* Start Dataset content *
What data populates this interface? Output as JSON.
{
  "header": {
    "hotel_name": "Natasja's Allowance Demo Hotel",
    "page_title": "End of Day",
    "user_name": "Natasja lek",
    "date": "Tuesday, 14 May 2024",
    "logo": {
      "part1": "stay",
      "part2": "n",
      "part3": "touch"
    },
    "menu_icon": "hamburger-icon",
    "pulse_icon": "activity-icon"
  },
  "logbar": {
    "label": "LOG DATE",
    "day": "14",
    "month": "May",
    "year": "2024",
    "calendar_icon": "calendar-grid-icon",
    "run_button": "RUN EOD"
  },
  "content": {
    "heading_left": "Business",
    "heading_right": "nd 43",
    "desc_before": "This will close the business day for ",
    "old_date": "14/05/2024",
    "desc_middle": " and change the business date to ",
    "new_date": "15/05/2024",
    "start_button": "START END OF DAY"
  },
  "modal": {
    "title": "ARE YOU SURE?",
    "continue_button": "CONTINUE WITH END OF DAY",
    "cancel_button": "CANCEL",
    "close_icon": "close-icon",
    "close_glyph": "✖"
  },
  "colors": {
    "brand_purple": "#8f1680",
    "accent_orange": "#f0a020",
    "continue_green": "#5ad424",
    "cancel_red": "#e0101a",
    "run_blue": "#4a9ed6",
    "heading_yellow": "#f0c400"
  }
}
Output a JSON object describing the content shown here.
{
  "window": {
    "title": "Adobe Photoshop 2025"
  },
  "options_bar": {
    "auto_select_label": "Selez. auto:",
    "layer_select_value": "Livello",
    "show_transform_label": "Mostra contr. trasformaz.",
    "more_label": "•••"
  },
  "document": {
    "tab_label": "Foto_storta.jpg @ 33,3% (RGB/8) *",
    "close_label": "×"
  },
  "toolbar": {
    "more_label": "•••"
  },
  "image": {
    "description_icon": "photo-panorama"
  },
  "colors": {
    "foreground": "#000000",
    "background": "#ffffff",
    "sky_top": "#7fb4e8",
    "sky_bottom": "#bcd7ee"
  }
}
* End Dataset content *
Word for word, write out the data.

What data populates this interface? Output as JSON.
{
  "header": {
    "hotel_name": "Natasja's Allowance Demo Hotel",
    "page_title": "End of Day",
    "user_name": "Natasja lek",
    "date": "Tuesday, 14 May 2024",
    "logo": {
      "part1": "stay",
      "part2": "n",
      "part3": "touch"
    },
    "menu_icon": "hamburger-icon",
    "pulse_icon": "activity-icon"
  },
  "logbar": {
    "label": "LOG DATE",
    "day": "14",
    "month": "May",
    "year": "2024",
    "calendar_icon": "calendar-grid-icon",
    "run_button": "RUN EOD"
  },
  "content": {
    "heading_left": "Business",
    "heading_right": "nd 43",
    "desc_before": "This will close the business day for ",
    "old_date": "14/05/2024",
    "desc_middle": " and change the business date to ",
    "new_date": "15/05/2024",
    "start_button": "START END OF DAY"
  },
  "modal": {
    "title": "ARE YOU SURE?",
    "continue_button": "CONTINUE WITH END OF DAY",
    "cancel_button": "CANCEL",
    "close_icon": "close-icon",
    "close_glyph": "✖"
  },
  "colors": {
    "brand_purple": "#8f1680",
    "accent_orange": "#f0a020",
    "continue_green": "#5ad424",
    "cancel_red": "#e0101a",
    "run_blue": "#4a9ed6",
    "heading_yellow": "#f0c400"
  }
}
Output a JSON object describing the content shown here.
{
  "window": {
    "title": "Adobe Photoshop 2025"
  },
  "options_bar": {
    "auto_select_label": "Selez. auto:",
    "layer_select_value": "Livello",
    "show_transform_label": "Mostra contr. trasformaz.",
    "more_label": "•••"
  },
  "document": {
    "tab_label": "Foto_storta.jpg @ 33,3% (RGB/8) *",
    "close_label": "×"
  },
  "toolbar": {
    "more_label": "•••"
  },
  "image": {
    "description_icon": "photo-panorama"
  },
  "colors": {
    "foreground": "#000000",
    "background": "#ffffff",
    "sky_top": "#7fb4e8",
    "sky_bottom": "#bcd7ee"
  }
}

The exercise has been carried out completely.